(Saved data entries)
==================================================
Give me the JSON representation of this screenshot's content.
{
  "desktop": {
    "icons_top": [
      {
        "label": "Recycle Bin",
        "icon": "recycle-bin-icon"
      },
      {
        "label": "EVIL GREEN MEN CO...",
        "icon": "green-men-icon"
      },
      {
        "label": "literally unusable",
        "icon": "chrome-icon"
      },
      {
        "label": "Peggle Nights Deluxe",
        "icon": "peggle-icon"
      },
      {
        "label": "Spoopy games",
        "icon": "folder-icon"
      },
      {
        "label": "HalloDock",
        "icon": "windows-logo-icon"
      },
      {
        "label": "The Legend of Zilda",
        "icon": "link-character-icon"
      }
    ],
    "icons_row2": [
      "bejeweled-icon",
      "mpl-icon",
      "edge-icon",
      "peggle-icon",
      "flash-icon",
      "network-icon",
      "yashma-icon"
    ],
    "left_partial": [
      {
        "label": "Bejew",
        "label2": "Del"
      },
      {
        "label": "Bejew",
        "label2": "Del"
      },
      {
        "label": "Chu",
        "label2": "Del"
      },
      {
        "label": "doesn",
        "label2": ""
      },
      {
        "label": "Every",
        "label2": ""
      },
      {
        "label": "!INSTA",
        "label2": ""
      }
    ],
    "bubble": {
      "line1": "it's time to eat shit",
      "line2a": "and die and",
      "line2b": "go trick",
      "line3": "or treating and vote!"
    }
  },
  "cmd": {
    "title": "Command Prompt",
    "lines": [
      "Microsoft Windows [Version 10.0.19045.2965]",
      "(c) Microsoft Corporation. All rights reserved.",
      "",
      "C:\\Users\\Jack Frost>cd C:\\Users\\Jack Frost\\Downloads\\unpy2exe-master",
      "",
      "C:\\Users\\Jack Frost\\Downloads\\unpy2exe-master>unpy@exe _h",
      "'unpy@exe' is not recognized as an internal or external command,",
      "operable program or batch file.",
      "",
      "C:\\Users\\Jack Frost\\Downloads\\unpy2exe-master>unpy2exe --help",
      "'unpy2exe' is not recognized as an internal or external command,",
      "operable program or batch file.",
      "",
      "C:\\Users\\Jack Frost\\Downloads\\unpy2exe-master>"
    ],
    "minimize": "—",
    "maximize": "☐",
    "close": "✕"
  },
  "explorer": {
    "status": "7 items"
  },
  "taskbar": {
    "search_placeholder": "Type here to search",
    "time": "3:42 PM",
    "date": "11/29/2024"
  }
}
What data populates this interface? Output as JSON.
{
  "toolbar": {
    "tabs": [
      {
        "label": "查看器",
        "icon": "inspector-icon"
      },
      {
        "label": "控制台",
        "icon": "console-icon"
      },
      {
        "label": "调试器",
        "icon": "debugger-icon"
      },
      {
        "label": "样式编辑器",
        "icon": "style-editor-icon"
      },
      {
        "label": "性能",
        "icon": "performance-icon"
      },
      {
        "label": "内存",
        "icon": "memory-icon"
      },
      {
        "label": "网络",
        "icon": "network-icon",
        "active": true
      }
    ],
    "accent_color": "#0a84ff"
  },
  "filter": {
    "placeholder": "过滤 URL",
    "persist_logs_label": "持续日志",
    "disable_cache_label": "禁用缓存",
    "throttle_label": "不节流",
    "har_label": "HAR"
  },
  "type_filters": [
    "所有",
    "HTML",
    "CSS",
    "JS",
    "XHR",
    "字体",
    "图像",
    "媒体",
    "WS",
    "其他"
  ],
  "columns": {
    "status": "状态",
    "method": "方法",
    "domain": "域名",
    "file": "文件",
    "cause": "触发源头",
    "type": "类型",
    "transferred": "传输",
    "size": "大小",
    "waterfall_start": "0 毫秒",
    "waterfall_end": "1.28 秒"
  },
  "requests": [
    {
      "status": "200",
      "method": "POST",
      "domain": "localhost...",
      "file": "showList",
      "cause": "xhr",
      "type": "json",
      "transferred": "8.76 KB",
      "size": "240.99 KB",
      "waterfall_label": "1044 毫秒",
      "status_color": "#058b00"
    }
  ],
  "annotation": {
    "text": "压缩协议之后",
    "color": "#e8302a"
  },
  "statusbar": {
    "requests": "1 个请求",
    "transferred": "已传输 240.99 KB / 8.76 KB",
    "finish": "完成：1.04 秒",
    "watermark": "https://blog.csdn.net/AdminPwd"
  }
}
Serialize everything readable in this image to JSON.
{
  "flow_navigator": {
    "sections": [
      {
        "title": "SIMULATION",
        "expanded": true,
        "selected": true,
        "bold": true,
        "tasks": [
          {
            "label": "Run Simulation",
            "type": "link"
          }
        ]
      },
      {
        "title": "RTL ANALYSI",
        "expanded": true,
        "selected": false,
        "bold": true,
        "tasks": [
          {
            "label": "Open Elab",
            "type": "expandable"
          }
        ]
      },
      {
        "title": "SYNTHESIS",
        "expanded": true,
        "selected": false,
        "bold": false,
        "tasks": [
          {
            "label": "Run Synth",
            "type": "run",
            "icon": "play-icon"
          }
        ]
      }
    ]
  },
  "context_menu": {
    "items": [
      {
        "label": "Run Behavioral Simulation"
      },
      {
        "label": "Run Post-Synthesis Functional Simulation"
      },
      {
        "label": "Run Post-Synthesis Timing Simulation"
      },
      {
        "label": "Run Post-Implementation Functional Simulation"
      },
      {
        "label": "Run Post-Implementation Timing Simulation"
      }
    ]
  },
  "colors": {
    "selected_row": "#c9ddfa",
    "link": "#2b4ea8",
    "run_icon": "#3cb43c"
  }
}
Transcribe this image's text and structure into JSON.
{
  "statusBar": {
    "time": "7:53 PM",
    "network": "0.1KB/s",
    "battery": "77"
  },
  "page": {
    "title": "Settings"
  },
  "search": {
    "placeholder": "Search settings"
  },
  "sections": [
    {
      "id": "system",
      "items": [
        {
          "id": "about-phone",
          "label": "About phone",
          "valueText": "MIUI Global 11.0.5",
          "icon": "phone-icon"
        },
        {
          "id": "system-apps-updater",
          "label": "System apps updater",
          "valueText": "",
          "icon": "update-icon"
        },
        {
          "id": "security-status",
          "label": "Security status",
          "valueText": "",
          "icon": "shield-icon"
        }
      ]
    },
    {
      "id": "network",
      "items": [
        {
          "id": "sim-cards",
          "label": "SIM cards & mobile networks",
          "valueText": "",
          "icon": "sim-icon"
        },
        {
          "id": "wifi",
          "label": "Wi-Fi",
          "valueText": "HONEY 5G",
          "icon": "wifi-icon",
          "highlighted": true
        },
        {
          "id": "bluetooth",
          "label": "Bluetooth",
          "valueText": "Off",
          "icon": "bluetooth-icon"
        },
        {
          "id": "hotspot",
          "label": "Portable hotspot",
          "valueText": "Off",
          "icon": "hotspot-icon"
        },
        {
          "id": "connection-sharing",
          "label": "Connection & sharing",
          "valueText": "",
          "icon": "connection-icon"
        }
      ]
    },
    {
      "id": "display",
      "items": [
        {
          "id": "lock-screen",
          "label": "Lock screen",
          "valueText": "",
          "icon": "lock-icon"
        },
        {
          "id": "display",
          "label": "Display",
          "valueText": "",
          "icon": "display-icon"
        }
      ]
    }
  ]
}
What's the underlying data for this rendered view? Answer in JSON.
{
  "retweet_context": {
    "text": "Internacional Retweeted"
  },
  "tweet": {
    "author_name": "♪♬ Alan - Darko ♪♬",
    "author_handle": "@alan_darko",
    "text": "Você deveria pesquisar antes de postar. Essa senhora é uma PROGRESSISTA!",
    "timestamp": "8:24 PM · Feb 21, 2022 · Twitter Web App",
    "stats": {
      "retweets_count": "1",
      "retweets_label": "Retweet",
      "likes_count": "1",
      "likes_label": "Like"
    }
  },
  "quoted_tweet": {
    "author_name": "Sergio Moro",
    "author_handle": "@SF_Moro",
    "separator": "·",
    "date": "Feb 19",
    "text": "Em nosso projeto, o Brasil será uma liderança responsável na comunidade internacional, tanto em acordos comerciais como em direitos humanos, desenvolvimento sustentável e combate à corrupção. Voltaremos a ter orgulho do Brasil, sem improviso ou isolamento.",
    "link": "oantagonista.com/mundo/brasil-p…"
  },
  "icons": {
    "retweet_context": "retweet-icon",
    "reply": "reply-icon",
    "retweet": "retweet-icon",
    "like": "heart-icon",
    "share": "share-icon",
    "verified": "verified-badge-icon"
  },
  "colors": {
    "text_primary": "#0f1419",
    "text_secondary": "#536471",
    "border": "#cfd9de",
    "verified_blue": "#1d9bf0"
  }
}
==================================================
• _Your instructions_
Read the entries and show each line that mentions "Jack".

• _Full response_
      "C:\\Users\\Jack Frost>cd C:\\Users\\Jack Frost\\Downloads\\unpy2exe-master",
      "C:\\Users\\Jack Frost\\Downloads\\unpy2exe-master>unpy@exe _h",
      "C:\\Users\\Jack Frost\\Downloads\\unpy2exe-master>unpy2exe --help",
      "C:\\Users\\Jack Frost\\Downloads\\unpy2exe-master>"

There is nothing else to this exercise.